*EXERCISE GOAL:* Rename "cell-text" to "grid-text" in the records, starting with the line containing "For every button, label, input, icon, or" and going on through the line containing "device-column-title[interactable]: タイトル [312, 136, 370, 143]", and give those lines again with everything else unchanged. Leave the pictures out.

*PROVIDED INFORMATION:*
--- begin ---

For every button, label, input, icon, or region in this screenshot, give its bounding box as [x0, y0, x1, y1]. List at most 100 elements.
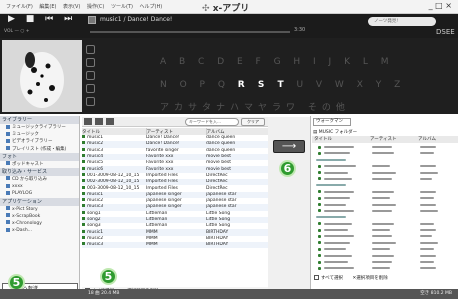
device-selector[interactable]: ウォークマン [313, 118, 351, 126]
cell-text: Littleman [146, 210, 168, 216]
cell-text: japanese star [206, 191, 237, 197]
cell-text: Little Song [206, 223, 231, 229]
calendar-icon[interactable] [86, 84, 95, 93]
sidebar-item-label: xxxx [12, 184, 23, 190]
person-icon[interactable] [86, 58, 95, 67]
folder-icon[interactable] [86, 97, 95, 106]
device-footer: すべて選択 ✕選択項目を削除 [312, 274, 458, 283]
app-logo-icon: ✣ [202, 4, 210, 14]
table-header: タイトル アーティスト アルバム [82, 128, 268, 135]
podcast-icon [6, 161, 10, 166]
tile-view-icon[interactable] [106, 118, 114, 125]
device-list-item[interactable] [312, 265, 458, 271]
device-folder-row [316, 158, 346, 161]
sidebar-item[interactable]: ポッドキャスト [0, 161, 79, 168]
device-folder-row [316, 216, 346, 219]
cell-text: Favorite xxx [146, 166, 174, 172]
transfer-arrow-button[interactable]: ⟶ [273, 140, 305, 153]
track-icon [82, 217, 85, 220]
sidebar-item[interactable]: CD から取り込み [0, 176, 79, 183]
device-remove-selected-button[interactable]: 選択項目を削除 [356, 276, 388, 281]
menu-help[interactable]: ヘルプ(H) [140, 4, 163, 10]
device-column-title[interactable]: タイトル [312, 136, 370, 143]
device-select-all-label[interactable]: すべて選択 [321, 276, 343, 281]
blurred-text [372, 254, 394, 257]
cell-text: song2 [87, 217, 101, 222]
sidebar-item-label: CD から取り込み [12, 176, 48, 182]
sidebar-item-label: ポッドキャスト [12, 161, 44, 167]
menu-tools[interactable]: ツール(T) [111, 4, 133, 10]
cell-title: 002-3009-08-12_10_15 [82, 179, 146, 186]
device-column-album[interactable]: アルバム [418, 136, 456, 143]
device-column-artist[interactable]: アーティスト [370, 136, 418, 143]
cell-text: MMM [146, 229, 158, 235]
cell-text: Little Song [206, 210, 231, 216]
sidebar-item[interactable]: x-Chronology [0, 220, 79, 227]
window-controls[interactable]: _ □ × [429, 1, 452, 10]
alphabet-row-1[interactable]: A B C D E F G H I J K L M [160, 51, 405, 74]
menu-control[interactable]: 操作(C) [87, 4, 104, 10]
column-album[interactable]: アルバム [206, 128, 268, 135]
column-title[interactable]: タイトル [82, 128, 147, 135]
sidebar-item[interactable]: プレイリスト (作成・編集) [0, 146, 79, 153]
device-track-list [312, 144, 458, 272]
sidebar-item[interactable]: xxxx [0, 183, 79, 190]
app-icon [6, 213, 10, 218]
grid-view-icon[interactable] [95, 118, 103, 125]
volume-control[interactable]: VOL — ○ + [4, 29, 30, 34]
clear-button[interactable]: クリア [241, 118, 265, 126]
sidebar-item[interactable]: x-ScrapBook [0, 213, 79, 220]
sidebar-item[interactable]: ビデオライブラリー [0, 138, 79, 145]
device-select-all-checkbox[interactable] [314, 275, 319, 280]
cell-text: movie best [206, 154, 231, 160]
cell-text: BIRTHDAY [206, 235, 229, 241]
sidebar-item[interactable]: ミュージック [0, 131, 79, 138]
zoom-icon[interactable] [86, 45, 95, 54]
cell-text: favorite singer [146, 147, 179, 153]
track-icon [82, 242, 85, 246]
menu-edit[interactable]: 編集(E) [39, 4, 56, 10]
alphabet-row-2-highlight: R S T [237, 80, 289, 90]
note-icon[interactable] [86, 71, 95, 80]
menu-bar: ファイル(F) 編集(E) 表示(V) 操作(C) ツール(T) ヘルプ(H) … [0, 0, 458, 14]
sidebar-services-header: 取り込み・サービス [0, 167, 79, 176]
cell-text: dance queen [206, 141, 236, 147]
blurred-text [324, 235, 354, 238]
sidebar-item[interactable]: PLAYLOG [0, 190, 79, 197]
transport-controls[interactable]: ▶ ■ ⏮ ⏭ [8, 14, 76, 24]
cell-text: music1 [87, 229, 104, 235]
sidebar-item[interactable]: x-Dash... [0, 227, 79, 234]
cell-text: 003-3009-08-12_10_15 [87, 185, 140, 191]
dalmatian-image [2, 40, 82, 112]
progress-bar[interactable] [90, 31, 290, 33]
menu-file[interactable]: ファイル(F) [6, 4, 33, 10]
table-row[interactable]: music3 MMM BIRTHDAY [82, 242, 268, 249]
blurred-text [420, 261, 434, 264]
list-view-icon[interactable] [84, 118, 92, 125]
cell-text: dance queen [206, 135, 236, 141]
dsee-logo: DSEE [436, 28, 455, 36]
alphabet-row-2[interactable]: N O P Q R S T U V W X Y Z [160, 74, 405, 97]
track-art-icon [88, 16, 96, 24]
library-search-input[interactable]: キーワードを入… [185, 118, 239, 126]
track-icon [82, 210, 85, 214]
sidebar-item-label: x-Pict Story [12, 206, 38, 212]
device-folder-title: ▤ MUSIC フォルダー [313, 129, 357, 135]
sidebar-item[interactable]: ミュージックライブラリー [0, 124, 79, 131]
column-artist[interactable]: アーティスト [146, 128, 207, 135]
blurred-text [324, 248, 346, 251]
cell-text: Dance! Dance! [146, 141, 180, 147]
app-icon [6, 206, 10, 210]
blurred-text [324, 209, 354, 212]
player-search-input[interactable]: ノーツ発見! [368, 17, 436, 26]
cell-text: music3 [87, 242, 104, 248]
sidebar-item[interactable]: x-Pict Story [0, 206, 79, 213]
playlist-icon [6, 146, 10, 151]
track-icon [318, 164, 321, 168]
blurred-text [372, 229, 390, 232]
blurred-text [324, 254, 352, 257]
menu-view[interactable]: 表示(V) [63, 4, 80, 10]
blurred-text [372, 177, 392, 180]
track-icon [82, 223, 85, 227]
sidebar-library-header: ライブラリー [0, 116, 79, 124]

--- end ---
--- begin ---

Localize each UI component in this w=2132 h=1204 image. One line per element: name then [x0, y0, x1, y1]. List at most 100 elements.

--- end ---

*COMPLETED EXERCISE:*
For every button, label, input, icon, or region in this screenshot, give its bounding box as [x0, y0, x1, y1]. List at most 100 elements.
device-selector[interactable]: ウォークマン [313, 118, 351, 126]
grid-text: Littleman [146, 210, 168, 216]
grid-text: japanese star [206, 191, 237, 197]
grid-text: Little Song [206, 223, 231, 229]
calendar-icon[interactable] [86, 84, 95, 93]
sidebar-item-label: xxxx [12, 184, 23, 190]
person-icon[interactable] [86, 58, 95, 67]
folder-icon[interactable] [86, 97, 95, 106]
device-footer: すべて選択 ✕選択項目を削除 [312, 274, 458, 283]
app-logo-icon: ✣ [202, 4, 210, 14]
table-header: タイトル アーティスト アルバム [82, 128, 268, 135]
podcast-icon [6, 161, 10, 166]
tile-view-icon[interactable] [106, 118, 114, 125]
device-list-item[interactable] [312, 265, 458, 271]
device-folder-row [316, 158, 346, 161]
sidebar-item[interactable]: ポッドキャスト [0, 161, 79, 168]
device-folder-row [316, 216, 346, 219]
grid-text: Favorite xxx [146, 166, 174, 172]
transfer-arrow-button[interactable]: ⟶ [273, 140, 305, 153]
track-icon [82, 217, 85, 220]
sidebar-item[interactable]: CD から取り込み [0, 176, 79, 183]
device-remove-selected-button[interactable]: 選択項目を削除 [356, 276, 388, 281]
menu-help[interactable]: ヘルプ(H) [140, 4, 163, 10]
device-column-title[interactable]: タイトル [312, 136, 370, 143]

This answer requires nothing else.